■ Required work ■
Write the material out again exactly.

■ Entries provided ■

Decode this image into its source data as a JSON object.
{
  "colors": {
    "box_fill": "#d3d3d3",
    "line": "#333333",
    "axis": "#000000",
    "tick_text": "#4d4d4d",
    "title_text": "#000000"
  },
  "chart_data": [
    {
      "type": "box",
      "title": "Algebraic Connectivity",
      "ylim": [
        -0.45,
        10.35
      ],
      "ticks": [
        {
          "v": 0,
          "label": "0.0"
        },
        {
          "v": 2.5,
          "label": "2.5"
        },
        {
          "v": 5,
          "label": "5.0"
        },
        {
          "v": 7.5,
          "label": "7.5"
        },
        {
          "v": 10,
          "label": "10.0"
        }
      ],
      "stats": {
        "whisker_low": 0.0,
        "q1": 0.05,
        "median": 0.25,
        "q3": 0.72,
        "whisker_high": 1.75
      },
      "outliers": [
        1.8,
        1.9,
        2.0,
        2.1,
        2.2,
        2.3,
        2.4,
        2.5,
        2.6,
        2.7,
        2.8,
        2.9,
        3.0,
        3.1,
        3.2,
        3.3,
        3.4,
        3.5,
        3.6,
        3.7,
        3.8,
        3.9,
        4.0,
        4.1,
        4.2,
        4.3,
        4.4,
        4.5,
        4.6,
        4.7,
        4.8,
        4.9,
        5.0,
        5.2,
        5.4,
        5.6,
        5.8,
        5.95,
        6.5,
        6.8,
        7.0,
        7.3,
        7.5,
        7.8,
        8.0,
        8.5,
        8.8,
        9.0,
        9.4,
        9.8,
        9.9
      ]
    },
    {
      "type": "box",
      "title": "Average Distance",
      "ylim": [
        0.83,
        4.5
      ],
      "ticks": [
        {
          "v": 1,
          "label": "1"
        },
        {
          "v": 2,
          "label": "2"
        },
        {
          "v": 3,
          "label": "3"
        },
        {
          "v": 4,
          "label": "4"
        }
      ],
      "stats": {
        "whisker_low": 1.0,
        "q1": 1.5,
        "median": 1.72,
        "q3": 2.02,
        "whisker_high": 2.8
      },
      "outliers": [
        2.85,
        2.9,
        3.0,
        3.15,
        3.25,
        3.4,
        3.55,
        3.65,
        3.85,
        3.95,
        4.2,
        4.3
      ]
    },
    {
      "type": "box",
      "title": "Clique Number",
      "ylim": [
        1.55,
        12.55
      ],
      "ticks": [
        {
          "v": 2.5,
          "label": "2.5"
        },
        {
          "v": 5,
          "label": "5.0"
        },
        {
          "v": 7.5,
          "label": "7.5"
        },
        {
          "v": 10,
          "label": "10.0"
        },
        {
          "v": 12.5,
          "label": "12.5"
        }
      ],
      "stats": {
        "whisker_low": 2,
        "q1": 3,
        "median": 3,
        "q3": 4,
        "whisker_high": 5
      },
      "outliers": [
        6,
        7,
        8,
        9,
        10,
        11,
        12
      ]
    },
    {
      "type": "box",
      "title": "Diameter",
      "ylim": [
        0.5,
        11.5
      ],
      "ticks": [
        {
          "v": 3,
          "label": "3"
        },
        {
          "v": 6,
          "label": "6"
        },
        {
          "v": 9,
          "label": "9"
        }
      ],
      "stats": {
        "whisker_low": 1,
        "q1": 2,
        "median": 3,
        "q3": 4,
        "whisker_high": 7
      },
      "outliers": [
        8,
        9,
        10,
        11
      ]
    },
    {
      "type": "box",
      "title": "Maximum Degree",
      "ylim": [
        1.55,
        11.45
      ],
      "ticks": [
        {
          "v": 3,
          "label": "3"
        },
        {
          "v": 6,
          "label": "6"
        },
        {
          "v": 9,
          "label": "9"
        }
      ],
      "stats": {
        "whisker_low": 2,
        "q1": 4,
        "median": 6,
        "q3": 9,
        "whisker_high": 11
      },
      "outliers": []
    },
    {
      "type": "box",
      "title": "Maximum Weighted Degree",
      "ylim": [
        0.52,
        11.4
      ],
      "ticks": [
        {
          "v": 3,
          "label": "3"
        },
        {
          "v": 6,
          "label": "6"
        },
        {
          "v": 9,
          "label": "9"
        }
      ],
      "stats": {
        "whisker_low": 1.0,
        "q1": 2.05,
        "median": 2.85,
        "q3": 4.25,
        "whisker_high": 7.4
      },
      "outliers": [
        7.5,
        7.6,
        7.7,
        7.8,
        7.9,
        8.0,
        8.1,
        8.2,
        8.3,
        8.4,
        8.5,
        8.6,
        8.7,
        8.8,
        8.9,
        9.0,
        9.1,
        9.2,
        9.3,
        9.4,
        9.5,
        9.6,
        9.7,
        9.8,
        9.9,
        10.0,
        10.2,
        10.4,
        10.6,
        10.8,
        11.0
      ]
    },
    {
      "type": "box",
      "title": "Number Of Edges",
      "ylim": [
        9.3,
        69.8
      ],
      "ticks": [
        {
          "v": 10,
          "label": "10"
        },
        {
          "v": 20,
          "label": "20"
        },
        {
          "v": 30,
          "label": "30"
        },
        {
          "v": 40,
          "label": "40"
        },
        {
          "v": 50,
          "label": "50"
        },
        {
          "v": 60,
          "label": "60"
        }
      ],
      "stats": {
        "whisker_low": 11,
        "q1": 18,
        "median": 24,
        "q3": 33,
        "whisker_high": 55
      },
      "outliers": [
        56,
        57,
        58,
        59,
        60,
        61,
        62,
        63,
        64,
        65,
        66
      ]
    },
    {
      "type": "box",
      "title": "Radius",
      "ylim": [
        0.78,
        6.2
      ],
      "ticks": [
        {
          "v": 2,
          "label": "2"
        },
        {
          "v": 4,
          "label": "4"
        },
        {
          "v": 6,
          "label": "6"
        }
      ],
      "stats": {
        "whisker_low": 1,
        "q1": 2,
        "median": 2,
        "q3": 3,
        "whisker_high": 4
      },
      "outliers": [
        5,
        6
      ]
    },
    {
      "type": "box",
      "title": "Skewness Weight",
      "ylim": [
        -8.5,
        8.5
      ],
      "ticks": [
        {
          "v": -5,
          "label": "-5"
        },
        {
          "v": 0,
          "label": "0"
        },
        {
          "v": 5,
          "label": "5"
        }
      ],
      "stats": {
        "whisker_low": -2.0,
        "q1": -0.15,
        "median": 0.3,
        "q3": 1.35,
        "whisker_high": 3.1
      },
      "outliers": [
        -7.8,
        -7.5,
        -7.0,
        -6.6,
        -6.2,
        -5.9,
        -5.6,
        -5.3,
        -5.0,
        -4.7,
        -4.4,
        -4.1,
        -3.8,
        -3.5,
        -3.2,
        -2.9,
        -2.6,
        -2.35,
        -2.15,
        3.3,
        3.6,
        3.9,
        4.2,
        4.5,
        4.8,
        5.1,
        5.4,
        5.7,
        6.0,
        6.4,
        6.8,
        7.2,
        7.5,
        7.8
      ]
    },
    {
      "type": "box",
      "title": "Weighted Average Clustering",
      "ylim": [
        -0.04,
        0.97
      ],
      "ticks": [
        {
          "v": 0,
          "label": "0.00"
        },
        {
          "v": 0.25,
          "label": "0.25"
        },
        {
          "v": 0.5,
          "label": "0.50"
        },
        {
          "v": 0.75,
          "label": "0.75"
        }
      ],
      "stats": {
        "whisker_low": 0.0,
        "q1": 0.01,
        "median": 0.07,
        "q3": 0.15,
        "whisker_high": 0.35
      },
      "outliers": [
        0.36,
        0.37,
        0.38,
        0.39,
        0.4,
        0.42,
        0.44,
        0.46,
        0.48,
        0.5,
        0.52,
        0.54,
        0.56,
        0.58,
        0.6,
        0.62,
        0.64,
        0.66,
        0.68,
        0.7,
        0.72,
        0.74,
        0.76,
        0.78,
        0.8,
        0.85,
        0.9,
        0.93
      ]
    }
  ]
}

■ Finished answer ■
Decode this image into its source data as a JSON object.
{
  "colors": {
    "box_fill": "#d3d3d3",
    "line": "#333333",
    "axis": "#000000",
    "tick_text": "#4d4d4d",
    "title_text": "#000000"
  },
  "chart_data": [
    {
      "type": "box",
      "title": "Algebraic Connectivity",
      "ylim": [
        -0.45,
        10.35
      ],
      "ticks": [
        {
          "v": 0,
          "label": "0.0"
        },
        {
          "v": 2.5,
          "label": "2.5"
        },
        {
          "v": 5,
          "label": "5.0"
        },
        {
          "v": 7.5,
          "label": "7.5"
        },
        {
          "v": 10,
          "label": "10.0"
        }
      ],
      "stats": {
        "whisker_low": 0.0,
        "q1": 0.05,
        "median": 0.25,
        "q3": 0.72,
        "whisker_high": 1.75
      },
      "outliers": [
        1.8,
        1.9,
        2.0,
        2.1,
        2.2,
        2.3,
        2.4,
        2.5,
        2.6,
        2.7,
        2.8,
        2.9,
        3.0,
        3.1,
        3.2,
        3.3,
        3.4,
        3.5,
        3.6,
        3.7,
        3.8,
        3.9,
        4.0,
        4.1,
        4.2,
        4.3,
        4.4,
        4.5,
        4.6,
        4.7,
        4.8,
        4.9,
        5.0,
        5.2,
        5.4,
        5.6,
        5.8,
        5.95,
        6.5,
        6.8,
        7.0,
        7.3,
        7.5,
        7.8,
        8.0,
        8.5,
        8.8,
        9.0,
        9.4,
        9.8,
        9.9
      ]
    },
    {
      "type": "box",
      "title": "Average Distance",
      "ylim": [
        0.83,
        4.5
      ],
      "ticks": [
        {
          "v": 1,
          "label": "1"
        },
        {
          "v": 2,
          "label": "2"
        },
        {
          "v": 3,
          "label": "3"
        },
        {
          "v": 4,
          "label": "4"
        }
      ],
      "stats": {
        "whisker_low": 1.0,
        "q1": 1.5,
        "median": 1.72,
        "q3": 2.02,
        "whisker_high": 2.8
      },
      "outliers": [
        2.85,
        2.9,
        3.0,
        3.15,
        3.25,
        3.4,
        3.55,
        3.65,
        3.85,
        3.95,
        4.2,
        4.3
      ]
    },
    {
      "type": "box",
      "title": "Clique Number",
      "ylim": [
        1.55,
        12.55
      ],
      "ticks": [
        {
          "v": 2.5,
          "label": "2.5"
        },
        {
          "v": 5,
          "label": "5.0"
        },
        {
          "v": 7.5,
          "label": "7.5"
        },
        {
          "v": 10,
          "label": "10.0"
        },
        {
          "v": 12.5,
          "label": "12.5"
        }
      ],
      "stats": {
        "whisker_low": 2,
        "q1": 3,
        "median": 3,
        "q3": 4,
        "whisker_high": 5
      },
      "outliers": [
        6,
        7,
        8,
        9,
        10,
        11,
        12
      ]
    },
    {
      "type": "box",
      "title": "Diameter",
      "ylim": [
        0.5,
        11.5
      ],
      "ticks": [
        {
          "v": 3,
          "label": "3"
        },
        {
          "v": 6,
          "label": "6"
        },
        {
          "v": 9,
          "label": "9"
        }
      ],
      "stats": {
        "whisker_low": 1,
        "q1": 2,
        "median": 3,
        "q3": 4,
        "whisker_high": 7
      },
      "outliers": [
        8,
        9,
        10,
        11
      ]
    },
    {
      "type": "box",
      "title": "Maximum Degree",
      "ylim": [
        1.55,
        11.45
      ],
      "ticks": [
        {
          "v": 3,
          "label": "3"
        },
        {
          "v": 6,
          "label": "6"
        },
        {
          "v": 9,
          "label": "9"
        }
      ],
      "stats": {
        "whisker_low": 2,
        "q1": 4,
        "median": 6,
        "q3": 9,
        "whisker_high": 11
      },
      "outliers": []
    },
    {
      "type": "box",
      "title": "Maximum Weighted Degree",
      "ylim": [
        0.52,
        11.4
      ],
      "ticks": [
        {
          "v": 3,
          "label": "3"
        },
        {
          "v": 6,
          "label": "6"
        },
        {
          "v": 9,
          "label": "9"
        }
      ],
      "stats": {
        "whisker_low": 1.0,
        "q1": 2.05,
        "median": 2.85,
        "q3": 4.25,
        "whisker_high": 7.4
      },
      "outliers": [
        7.5,
        7.6,
        7.7,
        7.8,
        7.9,
        8.0,
        8.1,
        8.2,
        8.3,
        8.4,
        8.5,
        8.6,
        8.7,
        8.8,
        8.9,
        9.0,
        9.1,
        9.2,
        9.3,
        9.4,
        9.5,
        9.6,
        9.7,
        9.8,
        9.9,
        10.0,
        10.2,
        10.4,
        10.6,
        10.8,
        11.0
      ]
    },
    {
      "type": "box",
      "title": "Number Of Edges",
      "ylim": [
        9.3,
        69.8
      ],
      "ticks": [
        {
          "v": 10,
          "label": "10"
        },
        {
          "v": 20,
          "label": "20"
        },
        {
          "v": 30,
          "label": "30"
        },
        {
          "v": 40,
          "label": "40"
        },
        {
          "v": 50,
          "label": "50"
        },
        {
          "v": 60,
          "label": "60"
        }
      ],
      "stats": {
        "whisker_low": 11,
        "q1": 18,
        "median": 24,
        "q3": 33,
        "whisker_high": 55
      },
      "outliers": [
        56,
        57,
        58,
        59,
        60,
        61,
        62,
        63,
        64,
        65,
        66
      ]
    },
    {
      "type": "box",
      "title": "Radius",
      "ylim": [
        0.78,
        6.2
      ],
      "ticks": [
        {
          "v": 2,
          "label": "2"
        },
        {
          "v": 4,
          "label": "4"
        },
        {
          "v": 6,
          "label": "6"
        }
      ],
      "stats": {
        "whisker_low": 1,
        "q1": 2,
        "median": 2,
        "q3": 3,
        "whisker_high": 4
      },
      "outliers": [
        5,
        6
      ]
    },
    {
      "type": "box",
      "title": "Skewness Weight",
      "ylim": [
        -8.5,
        8.5
      ],
      "ticks": [
        {
          "v": -5,
          "label": "-5"
        },
        {
          "v": 0,
          "label": "0"
        },
        {
          "v": 5,
          "label": "5"
        }
      ],
      "stats": {
        "whisker_low": -2.0,
        "q1": -0.15,
        "median": 0.3,
        "q3": 1.35,
        "whisker_high": 3.1
      },
      "outliers": [
        -7.8,
        -7.5,
        -7.0,
        -6.6,
        -6.2,
        -5.9,
        -5.6,
        -5.3,
        -5.0,
        -4.7,
        -4.4,
        -4.1,
        -3.8,
        -3.5,
        -3.2,
        -2.9,
        -2.6,
        -2.35,
        -2.15,
        3.3,
        3.6,
        3.9,
        4.2,
        4.5,
        4.8,
        5.1,
        5.4,
        5.7,
        6.0,
        6.4,
        6.8,
        7.2,
        7.5,
        7.8
      ]
    },
    {
      "type": "box",
      "title": "Weighted Average Clustering",
      "ylim": [
        -0.04,
        0.97
      ],
      "ticks": [
        {
          "v": 0,
          "label": "0.00"
        },
        {
          "v": 0.25,
          "label": "0.25"
        },
        {
          "v": 0.5,
          "label": "0.50"
        },
        {
          "v": 0.75,
          "label": "0.75"
        }
      ],
      "stats": {
        "whisker_low": 0.0,
        "q1": 0.01,
        "median": 0.07,
        "q3": 0.15,
        "whisker_high": 0.35
      },
      "outliers": [
        0.36,
        0.37,
        0.38,
        0.39,
        0.4,
        0.42,
        0.44,
        0.46,
        0.48,
        0.5,
        0.52,
        0.54,
        0.56,
        0.58,
        0.6,
        0.62,
        0.64,
        0.66,
        0.68,
        0.7,
        0.72,
        0.74,
        0.76,
        0.78,
        0.8,
        0.85,
        0.9,
        0.93
      ]
    }
  ]
}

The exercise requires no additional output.